**WHAT TO PRODUCE**
Only lines holding the string "char" are wanted; copy each one from the material.

┄┄┄┄┄┄┄┄┄┄┄┄┄┄┄┄┄┄┄┄

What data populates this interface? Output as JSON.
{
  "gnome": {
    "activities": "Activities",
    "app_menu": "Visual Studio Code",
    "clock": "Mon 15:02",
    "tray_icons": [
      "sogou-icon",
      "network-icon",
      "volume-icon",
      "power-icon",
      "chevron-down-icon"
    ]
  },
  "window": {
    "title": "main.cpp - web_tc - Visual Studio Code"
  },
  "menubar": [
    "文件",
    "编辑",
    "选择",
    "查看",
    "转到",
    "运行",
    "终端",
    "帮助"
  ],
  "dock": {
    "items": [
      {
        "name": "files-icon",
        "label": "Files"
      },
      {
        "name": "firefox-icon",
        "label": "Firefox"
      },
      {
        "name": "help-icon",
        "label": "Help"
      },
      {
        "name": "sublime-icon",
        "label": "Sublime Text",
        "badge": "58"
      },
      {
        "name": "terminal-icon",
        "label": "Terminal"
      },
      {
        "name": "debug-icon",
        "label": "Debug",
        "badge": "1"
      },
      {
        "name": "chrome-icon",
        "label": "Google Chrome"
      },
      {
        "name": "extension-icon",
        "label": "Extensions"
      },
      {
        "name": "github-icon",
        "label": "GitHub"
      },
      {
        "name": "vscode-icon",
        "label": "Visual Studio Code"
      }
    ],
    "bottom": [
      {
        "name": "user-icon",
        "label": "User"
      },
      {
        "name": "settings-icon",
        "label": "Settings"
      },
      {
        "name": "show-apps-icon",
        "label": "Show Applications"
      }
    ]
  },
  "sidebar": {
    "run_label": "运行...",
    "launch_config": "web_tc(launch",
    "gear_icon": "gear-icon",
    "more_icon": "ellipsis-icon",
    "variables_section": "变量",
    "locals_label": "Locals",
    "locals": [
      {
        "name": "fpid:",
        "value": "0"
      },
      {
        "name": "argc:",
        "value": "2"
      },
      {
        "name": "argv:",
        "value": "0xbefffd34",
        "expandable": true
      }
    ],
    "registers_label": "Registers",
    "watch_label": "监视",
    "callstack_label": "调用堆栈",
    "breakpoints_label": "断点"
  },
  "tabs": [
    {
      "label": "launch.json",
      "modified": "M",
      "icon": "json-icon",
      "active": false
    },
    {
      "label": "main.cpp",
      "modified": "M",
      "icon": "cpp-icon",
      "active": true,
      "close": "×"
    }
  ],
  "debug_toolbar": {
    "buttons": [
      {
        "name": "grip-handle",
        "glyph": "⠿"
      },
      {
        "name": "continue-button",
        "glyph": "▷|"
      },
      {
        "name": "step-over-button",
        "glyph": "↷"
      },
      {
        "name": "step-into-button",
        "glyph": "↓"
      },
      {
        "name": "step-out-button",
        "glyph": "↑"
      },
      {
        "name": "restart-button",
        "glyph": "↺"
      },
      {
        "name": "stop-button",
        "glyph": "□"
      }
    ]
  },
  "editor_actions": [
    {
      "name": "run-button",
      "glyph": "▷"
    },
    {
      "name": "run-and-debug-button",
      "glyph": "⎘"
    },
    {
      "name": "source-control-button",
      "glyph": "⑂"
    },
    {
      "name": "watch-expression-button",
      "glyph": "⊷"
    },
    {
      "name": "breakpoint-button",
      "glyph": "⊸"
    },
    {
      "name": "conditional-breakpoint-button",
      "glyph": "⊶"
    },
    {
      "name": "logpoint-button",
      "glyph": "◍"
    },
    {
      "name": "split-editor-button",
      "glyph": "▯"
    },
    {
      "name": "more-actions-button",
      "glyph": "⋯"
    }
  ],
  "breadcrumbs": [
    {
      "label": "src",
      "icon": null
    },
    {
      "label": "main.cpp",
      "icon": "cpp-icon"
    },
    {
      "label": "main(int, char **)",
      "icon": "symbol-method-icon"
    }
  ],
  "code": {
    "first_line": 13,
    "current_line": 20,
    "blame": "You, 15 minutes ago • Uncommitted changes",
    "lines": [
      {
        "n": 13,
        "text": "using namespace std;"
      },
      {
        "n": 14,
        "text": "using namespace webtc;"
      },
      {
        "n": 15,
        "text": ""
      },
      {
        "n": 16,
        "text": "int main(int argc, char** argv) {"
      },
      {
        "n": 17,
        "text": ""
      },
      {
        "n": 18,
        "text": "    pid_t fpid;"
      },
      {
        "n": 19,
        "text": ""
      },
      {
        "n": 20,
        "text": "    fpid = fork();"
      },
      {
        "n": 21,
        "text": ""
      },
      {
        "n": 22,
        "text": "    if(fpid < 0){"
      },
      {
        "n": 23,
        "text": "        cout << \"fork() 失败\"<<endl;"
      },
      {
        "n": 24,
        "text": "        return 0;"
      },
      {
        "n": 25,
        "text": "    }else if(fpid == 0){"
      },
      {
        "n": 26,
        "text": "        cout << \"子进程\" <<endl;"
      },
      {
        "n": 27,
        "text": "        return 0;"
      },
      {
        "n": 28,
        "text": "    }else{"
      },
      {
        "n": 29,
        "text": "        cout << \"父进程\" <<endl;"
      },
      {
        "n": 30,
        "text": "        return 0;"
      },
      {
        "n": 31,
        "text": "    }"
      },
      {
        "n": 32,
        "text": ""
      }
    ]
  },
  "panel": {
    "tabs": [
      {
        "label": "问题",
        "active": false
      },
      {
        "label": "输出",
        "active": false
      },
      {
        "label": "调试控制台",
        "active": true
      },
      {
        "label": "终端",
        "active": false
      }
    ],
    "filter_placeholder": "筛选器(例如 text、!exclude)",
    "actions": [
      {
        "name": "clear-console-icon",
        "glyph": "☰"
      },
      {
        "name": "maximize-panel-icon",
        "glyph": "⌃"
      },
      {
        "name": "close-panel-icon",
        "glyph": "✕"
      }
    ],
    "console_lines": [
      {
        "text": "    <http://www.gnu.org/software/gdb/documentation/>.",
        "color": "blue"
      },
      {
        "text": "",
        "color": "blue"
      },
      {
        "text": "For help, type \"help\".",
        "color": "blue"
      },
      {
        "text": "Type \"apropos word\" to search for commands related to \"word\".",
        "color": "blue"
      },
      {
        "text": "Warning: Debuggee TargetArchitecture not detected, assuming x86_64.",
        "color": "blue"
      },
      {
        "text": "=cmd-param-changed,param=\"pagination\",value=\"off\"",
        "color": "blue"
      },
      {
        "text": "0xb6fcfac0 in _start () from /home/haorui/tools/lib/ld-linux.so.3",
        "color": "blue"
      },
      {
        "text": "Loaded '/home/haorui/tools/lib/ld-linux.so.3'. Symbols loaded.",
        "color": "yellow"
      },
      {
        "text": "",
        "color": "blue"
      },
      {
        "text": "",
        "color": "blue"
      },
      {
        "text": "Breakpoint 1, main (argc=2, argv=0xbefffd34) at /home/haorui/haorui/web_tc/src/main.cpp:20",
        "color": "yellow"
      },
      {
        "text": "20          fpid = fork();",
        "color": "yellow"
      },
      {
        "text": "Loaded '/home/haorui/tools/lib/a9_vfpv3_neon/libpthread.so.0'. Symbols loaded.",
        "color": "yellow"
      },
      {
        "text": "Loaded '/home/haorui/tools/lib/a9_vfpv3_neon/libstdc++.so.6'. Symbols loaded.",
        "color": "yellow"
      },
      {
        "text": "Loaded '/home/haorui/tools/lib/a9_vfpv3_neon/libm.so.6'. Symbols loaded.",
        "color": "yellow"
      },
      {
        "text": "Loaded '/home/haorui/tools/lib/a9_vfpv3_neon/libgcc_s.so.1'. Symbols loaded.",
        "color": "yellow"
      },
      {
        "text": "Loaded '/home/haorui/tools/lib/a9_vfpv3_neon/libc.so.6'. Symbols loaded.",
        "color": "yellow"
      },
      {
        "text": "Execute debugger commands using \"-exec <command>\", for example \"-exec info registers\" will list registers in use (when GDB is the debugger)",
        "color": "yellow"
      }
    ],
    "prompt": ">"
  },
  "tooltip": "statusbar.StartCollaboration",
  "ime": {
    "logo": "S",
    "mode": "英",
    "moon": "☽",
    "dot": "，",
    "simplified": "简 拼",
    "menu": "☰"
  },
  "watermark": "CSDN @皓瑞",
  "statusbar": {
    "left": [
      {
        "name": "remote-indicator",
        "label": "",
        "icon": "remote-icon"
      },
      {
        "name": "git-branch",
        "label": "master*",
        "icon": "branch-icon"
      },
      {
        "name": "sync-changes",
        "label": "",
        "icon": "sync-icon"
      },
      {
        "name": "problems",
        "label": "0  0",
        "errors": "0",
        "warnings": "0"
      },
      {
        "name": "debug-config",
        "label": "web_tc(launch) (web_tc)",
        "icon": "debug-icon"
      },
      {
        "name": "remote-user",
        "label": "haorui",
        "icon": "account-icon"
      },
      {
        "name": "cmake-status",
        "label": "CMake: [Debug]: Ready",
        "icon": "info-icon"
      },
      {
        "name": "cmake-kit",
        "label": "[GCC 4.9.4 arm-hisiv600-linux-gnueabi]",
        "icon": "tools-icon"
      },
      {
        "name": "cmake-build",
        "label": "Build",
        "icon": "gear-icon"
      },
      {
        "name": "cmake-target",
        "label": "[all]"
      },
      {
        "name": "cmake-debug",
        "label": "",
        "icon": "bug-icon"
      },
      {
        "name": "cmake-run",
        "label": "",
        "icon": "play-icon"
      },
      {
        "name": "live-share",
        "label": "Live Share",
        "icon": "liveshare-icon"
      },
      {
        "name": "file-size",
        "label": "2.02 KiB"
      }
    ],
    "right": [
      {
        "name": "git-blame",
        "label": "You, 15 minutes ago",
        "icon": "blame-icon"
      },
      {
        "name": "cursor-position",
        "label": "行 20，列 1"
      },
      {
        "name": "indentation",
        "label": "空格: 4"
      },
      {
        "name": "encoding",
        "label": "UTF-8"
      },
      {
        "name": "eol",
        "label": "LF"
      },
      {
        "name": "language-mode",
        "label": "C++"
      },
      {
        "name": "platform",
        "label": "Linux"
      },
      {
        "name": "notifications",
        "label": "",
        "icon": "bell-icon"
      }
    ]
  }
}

┄┄┄┄┄┄┄┄┄┄┄┄┄┄┄┄┄┄┄┄

**FINAL ANSWER**
      "label": "main(int, char **)",
        "text": "int main(int argc, char** argv) {"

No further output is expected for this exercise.